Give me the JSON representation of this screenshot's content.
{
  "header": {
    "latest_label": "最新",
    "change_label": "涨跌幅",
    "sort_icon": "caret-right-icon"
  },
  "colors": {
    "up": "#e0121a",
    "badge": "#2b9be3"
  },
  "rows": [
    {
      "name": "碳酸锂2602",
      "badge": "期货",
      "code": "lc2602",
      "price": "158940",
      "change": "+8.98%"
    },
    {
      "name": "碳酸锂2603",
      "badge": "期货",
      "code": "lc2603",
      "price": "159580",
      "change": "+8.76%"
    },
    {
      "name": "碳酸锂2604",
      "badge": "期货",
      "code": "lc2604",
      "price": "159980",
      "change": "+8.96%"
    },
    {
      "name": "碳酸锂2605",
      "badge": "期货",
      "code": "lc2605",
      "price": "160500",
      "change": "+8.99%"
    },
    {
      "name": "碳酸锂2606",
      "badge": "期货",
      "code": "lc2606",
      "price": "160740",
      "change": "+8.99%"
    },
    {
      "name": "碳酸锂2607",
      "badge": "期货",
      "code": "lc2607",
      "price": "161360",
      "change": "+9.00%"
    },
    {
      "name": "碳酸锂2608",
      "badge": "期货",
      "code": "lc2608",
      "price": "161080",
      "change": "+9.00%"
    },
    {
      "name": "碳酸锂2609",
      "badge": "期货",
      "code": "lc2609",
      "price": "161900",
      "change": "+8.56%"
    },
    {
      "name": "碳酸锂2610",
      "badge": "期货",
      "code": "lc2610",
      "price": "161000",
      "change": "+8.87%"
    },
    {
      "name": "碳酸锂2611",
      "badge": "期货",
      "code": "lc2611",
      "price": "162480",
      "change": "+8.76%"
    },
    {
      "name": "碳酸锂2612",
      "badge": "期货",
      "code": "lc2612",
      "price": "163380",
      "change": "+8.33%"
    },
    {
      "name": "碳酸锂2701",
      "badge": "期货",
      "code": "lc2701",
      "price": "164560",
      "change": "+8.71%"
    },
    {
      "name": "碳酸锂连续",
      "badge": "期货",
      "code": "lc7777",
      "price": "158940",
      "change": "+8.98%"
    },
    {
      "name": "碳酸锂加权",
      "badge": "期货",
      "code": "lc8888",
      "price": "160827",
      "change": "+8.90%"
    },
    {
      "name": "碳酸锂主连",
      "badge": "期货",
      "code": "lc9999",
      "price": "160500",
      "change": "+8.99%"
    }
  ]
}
=-=-=
TO BE DONE – Quote each line of the data above exactly as written.

WRITTEN ANSWER –
Give me the JSON representation of this screenshot's content.
{
  "header": {
    "latest_label": "最新",
    "change_label": "涨跌幅",
    "sort_icon": "caret-right-icon"
  },
  "colors": {
    "up": "#e0121a",
    "badge": "#2b9be3"
  },
  "rows": [
    {
      "name": "碳酸锂2602",
      "badge": "期货",
      "code": "lc2602",
      "price": "158940",
      "change": "+8.98%"
    },
    {
      "name": "碳酸锂2603",
      "badge": "期货",
      "code": "lc2603",
      "price": "159580",
      "change": "+8.76%"
    },
    {
      "name": "碳酸锂2604",
      "badge": "期货",
      "code": "lc2604",
      "price": "159980",
      "change": "+8.96%"
    },
    {
      "name": "碳酸锂2605",
      "badge": "期货",
      "code": "lc2605",
      "price": "160500",
      "change": "+8.99%"
    },
    {
      "name": "碳酸锂2606",
      "badge": "期货",
      "code": "lc2606",
      "price": "160740",
      "change": "+8.99%"
    },
    {
      "name": "碳酸锂2607",
      "badge": "期货",
      "code": "lc2607",
      "price": "161360",
      "change": "+9.00%"
    },
    {
      "name": "碳酸锂2608",
      "badge": "期货",
      "code": "lc2608",
      "price": "161080",
      "change": "+9.00%"
    },
    {
      "name": "碳酸锂2609",
      "badge": "期货",
      "code": "lc2609",
      "price": "161900",
      "change": "+8.56%"
    },
    {
      "name": "碳酸锂2610",
      "badge": "期货",
      "code": "lc2610",
      "price": "161000",
      "change": "+8.87%"
    },
    {
      "name": "碳酸锂2611",
      "badge": "期货",
      "code": "lc2611",
      "price": "162480",
      "change": "+8.76%"
    },
    {
      "name": "碳酸锂2612",
      "badge": "期货",
      "code": "lc2612",
      "price": "163380",
      "change": "+8.33%"
    },
    {
      "name": "碳酸锂2701",
      "badge": "期货",
      "code": "lc2701",
      "price": "164560",
      "change": "+8.71%"
    },
    {
      "name": "碳酸锂连续",
      "badge": "期货",
      "code": "lc7777",
      "price": "158940",
      "change": "+8.98%"
    },
    {
      "name": "碳酸锂加权",
      "badge": "期货",
      "code": "lc8888",
      "price": "160827",
      "change": "+8.90%"
    },
    {
      "name": "碳酸锂主连",
      "badge": "期货",
      "code": "lc9999",
      "price": "160500",
      "change": "+8.99%"
    }
  ]
}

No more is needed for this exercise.